* **What you have to do**
Identify all lines in the listing that include the word "object", and copy them out.
* BEGIN Given entries *
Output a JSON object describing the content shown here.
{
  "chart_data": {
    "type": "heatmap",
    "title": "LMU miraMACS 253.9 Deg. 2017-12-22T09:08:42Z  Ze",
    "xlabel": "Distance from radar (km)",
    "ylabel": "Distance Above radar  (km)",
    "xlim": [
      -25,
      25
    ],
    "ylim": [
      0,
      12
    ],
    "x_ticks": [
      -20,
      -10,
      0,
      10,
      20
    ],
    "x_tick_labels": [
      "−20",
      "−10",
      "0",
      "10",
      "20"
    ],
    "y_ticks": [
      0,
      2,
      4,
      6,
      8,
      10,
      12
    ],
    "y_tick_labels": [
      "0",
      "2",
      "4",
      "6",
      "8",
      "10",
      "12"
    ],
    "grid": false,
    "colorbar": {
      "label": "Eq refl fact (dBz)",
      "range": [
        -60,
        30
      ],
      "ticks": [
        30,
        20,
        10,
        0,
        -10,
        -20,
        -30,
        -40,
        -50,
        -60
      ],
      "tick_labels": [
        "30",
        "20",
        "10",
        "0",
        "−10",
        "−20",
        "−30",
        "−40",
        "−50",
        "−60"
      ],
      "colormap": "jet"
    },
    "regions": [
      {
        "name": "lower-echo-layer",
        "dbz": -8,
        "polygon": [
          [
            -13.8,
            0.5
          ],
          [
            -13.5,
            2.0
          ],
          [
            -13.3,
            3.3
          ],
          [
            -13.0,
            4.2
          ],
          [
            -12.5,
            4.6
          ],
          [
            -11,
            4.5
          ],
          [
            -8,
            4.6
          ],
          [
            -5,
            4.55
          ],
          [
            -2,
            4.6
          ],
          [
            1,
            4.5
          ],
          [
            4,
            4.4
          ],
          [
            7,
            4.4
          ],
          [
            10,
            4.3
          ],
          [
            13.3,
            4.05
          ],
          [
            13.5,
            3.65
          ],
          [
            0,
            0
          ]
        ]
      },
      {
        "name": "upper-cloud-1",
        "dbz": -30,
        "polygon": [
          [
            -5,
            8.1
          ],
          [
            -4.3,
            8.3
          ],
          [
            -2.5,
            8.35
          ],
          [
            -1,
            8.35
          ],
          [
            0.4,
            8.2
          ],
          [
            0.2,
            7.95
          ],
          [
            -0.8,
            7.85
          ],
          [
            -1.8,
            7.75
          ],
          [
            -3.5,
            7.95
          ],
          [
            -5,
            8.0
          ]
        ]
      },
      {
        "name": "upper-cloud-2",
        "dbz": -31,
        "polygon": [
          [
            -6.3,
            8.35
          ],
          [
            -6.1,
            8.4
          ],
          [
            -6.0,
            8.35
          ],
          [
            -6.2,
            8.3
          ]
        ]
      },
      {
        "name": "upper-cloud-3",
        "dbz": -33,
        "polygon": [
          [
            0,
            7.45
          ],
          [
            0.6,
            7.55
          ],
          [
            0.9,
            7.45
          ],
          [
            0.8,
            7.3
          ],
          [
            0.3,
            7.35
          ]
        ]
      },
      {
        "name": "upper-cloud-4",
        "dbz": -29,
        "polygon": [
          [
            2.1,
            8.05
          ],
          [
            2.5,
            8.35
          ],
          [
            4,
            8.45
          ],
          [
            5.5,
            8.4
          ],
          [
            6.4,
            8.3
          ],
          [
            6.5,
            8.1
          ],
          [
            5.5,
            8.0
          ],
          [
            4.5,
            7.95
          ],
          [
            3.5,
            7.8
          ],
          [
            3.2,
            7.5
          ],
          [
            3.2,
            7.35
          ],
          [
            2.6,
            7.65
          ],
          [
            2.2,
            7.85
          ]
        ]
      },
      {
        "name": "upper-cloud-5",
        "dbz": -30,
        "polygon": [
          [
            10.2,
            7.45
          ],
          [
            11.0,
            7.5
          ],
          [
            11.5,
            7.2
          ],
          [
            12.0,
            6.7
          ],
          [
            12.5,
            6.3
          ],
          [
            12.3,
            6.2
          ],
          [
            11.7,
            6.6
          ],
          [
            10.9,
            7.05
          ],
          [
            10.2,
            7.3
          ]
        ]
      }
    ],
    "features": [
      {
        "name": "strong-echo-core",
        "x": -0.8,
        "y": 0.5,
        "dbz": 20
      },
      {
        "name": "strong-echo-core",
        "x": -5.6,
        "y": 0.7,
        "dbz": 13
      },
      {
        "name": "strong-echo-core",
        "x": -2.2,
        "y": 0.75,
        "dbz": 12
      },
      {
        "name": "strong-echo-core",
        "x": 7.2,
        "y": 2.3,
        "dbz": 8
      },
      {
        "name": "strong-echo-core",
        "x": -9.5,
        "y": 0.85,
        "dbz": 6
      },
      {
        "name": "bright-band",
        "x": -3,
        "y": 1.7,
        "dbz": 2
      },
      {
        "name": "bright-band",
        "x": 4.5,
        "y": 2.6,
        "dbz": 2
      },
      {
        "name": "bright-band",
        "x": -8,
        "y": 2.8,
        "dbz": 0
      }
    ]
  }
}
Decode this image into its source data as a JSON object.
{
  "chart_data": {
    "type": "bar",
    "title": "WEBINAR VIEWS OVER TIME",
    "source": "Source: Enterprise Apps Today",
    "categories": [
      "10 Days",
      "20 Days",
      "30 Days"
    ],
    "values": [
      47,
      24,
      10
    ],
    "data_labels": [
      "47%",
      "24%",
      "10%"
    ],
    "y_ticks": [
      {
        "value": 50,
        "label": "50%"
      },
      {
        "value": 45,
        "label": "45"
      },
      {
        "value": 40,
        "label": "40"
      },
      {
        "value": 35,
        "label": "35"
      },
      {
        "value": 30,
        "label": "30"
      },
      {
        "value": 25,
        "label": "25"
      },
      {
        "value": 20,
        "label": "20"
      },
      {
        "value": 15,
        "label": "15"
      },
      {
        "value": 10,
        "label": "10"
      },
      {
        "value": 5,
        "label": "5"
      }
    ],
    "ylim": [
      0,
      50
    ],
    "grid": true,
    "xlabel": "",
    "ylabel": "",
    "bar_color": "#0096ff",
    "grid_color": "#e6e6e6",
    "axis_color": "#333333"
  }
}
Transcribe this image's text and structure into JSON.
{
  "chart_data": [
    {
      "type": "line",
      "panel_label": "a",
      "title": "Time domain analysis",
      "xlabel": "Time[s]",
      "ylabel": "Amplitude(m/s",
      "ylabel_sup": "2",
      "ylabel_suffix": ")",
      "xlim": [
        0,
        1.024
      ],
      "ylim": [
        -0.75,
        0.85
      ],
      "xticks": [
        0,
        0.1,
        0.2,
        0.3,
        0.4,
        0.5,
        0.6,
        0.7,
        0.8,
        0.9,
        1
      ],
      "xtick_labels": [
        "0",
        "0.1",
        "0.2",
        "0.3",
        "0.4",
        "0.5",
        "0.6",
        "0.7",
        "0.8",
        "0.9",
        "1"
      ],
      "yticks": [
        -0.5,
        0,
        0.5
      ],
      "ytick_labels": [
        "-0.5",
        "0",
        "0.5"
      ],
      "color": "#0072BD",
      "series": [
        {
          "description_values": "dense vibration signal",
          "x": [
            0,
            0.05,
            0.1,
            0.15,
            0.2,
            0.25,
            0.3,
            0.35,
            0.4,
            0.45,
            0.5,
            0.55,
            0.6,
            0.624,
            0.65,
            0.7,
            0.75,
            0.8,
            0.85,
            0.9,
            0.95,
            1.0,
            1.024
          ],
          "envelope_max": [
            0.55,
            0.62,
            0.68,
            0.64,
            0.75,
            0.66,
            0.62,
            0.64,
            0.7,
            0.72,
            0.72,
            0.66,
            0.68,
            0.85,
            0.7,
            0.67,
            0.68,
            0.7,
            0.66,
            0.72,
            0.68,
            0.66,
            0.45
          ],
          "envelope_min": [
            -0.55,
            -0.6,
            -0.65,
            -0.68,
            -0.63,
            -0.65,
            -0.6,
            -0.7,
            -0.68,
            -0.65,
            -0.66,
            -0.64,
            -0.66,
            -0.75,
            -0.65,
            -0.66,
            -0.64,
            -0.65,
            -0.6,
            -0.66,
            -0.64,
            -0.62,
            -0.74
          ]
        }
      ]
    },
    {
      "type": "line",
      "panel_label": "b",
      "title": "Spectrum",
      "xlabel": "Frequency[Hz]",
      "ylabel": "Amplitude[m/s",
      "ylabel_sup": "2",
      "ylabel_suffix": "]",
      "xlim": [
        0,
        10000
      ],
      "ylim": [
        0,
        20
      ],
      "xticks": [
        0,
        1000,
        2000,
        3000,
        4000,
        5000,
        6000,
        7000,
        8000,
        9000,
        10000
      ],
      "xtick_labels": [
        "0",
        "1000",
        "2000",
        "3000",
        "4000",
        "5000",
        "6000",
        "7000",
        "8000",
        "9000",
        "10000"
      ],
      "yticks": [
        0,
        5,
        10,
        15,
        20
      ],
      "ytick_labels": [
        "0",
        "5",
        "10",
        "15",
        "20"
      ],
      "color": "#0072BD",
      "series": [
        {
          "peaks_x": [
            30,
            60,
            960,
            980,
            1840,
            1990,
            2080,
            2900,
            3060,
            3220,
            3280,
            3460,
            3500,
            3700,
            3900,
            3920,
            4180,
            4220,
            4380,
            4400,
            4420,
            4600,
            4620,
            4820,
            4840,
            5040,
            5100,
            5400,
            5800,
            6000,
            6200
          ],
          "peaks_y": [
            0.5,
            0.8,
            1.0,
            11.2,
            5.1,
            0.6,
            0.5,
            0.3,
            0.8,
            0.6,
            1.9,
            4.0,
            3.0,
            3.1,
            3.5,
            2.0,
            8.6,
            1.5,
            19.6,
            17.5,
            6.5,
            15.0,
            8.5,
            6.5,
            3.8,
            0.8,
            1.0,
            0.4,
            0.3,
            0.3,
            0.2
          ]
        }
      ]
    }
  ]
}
* END Given entries *
* **Task response**
Output a JSON object describing the content shown here.
Decode this image into its source data as a JSON object.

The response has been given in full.